- **WHAT THE TASK REQUIRES**: Look through the data below. Pick out the lines holding the string "Body".

Extracted data entries:
=-=-=

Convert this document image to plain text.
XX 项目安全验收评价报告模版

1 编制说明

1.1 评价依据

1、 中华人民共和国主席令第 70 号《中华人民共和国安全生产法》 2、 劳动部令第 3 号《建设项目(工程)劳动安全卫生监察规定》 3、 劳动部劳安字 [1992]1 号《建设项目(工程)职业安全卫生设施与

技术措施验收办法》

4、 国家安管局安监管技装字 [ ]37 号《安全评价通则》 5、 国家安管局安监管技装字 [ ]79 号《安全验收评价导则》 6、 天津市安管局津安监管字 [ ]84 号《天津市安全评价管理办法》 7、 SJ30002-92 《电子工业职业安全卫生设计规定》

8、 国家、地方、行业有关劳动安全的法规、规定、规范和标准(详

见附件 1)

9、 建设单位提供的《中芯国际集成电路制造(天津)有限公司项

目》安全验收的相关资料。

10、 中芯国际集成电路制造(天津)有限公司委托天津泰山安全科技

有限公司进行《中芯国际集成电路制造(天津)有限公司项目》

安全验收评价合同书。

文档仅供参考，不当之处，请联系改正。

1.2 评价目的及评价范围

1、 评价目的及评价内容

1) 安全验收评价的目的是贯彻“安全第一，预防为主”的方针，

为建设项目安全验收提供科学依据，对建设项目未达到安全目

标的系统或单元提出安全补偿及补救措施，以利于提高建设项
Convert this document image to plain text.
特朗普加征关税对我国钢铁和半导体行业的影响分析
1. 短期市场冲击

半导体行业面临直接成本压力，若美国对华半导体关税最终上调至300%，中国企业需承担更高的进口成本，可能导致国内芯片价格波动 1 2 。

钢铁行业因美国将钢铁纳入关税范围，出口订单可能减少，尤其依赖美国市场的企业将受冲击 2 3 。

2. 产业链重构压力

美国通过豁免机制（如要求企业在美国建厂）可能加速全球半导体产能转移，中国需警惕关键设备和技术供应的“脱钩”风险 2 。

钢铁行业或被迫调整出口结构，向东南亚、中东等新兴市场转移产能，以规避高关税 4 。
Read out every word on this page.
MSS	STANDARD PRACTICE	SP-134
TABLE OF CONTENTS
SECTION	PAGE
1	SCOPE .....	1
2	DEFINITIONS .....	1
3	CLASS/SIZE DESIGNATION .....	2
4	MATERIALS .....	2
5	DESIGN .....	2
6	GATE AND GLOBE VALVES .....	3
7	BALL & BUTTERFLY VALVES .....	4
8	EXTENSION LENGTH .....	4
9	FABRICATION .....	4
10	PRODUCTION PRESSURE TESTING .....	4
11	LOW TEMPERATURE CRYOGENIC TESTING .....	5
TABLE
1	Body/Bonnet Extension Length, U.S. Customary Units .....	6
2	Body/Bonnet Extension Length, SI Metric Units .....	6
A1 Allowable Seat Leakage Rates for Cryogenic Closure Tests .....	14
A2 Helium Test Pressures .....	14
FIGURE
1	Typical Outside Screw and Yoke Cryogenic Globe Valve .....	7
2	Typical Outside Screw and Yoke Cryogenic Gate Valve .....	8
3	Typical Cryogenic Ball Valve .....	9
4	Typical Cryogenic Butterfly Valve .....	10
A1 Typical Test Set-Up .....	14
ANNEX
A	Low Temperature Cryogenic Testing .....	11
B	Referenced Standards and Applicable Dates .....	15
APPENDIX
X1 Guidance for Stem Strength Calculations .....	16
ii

=-=-=

- **EXERCISE RESPONSE**:
1	Body/Bonnet Extension Length, U.S. Customary Units .....	6
2	Body/Bonnet Extension Length, SI Metric Units .....	6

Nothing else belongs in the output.